— start of Material shown —

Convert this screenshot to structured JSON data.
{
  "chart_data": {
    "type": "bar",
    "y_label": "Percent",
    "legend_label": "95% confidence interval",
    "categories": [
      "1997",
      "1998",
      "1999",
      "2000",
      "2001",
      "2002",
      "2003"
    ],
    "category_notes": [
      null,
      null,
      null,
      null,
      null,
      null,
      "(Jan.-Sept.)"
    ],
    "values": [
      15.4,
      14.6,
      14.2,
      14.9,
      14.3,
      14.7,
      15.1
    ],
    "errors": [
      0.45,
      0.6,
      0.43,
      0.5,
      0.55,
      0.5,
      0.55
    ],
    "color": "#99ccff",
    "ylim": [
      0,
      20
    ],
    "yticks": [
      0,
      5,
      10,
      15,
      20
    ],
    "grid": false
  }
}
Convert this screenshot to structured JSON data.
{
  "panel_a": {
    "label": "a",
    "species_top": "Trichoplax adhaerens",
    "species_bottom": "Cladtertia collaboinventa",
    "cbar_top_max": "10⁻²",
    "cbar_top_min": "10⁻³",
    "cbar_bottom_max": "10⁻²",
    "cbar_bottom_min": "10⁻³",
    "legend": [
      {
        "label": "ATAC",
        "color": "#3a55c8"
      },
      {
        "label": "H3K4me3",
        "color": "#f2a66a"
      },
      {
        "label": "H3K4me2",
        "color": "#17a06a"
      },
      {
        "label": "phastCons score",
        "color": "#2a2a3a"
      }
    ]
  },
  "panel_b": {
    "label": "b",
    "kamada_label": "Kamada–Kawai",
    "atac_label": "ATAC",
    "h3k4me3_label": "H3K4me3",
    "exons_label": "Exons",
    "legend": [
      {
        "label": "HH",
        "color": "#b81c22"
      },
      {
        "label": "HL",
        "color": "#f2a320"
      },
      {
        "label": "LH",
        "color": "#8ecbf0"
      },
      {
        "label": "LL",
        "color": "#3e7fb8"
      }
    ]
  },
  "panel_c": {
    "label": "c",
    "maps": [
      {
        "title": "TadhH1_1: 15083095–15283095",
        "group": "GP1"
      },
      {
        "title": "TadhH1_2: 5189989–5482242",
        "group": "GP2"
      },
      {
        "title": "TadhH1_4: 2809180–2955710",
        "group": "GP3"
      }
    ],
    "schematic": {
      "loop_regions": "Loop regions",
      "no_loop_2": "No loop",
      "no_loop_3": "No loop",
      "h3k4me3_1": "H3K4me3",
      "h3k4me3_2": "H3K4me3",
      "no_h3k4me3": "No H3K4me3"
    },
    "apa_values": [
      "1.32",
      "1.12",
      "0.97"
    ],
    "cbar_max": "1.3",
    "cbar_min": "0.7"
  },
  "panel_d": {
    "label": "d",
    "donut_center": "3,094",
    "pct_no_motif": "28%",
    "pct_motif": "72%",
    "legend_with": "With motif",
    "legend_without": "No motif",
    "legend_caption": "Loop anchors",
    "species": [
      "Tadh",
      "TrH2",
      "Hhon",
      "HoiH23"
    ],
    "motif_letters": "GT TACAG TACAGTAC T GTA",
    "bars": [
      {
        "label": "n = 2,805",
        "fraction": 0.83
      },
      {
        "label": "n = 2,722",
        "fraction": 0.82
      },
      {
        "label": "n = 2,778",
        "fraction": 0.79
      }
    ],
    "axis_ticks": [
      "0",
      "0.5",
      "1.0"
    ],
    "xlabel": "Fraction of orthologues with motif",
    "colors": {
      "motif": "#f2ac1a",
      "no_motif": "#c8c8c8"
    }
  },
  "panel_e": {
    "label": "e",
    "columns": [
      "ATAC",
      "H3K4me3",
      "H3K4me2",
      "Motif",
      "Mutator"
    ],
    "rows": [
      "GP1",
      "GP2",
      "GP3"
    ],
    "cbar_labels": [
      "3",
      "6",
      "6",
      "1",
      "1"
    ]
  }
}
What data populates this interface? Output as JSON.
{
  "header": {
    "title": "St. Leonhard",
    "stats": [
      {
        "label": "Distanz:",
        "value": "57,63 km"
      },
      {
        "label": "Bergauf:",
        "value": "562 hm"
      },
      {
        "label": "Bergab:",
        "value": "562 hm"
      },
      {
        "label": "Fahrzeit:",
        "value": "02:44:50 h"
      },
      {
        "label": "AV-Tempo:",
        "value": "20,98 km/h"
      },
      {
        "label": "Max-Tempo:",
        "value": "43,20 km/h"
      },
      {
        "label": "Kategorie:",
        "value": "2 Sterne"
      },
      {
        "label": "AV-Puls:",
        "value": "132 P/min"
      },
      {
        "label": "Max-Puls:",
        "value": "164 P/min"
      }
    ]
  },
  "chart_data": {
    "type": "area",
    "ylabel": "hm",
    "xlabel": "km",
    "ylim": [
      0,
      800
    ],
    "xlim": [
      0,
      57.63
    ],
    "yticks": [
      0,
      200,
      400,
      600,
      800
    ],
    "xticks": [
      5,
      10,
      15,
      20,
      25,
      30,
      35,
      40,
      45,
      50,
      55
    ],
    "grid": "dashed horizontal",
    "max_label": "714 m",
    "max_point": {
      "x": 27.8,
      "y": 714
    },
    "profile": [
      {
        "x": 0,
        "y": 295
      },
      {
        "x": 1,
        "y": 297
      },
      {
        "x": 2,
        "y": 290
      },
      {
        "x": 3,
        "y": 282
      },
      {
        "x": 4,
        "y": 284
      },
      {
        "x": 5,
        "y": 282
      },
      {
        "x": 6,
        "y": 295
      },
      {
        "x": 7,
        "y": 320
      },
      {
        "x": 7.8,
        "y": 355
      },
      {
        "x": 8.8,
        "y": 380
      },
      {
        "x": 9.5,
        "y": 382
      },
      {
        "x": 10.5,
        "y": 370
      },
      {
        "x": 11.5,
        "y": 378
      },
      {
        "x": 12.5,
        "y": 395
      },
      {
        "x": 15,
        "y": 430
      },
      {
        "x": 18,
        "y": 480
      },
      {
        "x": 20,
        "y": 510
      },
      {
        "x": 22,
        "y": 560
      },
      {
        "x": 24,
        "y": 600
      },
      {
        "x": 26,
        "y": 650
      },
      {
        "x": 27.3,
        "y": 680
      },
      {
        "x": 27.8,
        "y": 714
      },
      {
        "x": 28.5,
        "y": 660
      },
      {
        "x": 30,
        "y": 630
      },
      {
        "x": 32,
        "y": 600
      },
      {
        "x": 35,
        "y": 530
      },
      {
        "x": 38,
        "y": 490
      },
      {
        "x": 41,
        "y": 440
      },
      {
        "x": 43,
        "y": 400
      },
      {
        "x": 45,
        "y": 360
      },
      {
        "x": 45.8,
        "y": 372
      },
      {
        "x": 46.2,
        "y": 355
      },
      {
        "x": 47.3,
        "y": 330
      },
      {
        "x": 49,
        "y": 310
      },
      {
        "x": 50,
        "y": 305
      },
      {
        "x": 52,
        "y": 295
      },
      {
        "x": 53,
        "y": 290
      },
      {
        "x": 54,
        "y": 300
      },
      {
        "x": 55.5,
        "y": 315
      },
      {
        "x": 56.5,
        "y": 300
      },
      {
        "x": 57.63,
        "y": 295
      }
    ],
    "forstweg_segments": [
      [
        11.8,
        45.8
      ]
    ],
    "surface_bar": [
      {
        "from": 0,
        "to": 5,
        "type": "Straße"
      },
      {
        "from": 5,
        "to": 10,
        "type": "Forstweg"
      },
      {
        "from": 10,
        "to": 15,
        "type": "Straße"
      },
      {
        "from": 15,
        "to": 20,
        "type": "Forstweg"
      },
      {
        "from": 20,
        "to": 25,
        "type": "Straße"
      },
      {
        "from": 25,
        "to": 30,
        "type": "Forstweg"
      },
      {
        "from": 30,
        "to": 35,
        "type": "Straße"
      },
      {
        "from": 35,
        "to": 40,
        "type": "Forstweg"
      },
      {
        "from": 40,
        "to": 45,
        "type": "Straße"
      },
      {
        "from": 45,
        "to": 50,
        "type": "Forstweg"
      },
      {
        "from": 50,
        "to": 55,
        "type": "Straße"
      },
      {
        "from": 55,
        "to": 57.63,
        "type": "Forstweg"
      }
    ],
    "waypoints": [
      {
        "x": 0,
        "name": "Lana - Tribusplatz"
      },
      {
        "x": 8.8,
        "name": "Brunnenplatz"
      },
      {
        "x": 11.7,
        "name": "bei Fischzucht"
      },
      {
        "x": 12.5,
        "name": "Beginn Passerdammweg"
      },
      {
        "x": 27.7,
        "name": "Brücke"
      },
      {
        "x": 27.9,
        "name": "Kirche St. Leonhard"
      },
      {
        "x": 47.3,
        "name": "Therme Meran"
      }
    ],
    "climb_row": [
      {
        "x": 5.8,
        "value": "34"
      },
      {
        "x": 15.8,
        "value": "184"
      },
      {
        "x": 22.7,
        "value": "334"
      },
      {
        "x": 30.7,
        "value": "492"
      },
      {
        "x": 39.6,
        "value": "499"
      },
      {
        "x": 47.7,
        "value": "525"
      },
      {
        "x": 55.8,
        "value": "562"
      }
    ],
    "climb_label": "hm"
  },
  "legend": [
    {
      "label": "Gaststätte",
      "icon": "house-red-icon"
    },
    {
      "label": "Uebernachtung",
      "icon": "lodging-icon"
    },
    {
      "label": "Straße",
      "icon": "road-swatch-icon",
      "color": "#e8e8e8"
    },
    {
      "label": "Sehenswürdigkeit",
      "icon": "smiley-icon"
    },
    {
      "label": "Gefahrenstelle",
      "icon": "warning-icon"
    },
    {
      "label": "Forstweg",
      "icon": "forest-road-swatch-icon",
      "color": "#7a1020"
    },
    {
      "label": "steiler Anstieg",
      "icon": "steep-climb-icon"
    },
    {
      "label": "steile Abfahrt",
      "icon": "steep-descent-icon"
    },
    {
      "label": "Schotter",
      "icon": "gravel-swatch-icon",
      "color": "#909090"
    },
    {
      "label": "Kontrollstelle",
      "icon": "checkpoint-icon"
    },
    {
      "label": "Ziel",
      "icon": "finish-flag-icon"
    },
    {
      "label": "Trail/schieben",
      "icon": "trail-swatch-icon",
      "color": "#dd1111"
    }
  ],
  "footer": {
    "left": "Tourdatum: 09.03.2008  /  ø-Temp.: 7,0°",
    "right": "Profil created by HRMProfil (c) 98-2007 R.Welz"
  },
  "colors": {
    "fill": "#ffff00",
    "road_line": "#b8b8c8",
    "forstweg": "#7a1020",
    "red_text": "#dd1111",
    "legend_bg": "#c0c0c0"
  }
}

— end of Material shown —

What to work on
Tally every line of the data that holds the word "xlabel" and write the count alone.

Response
2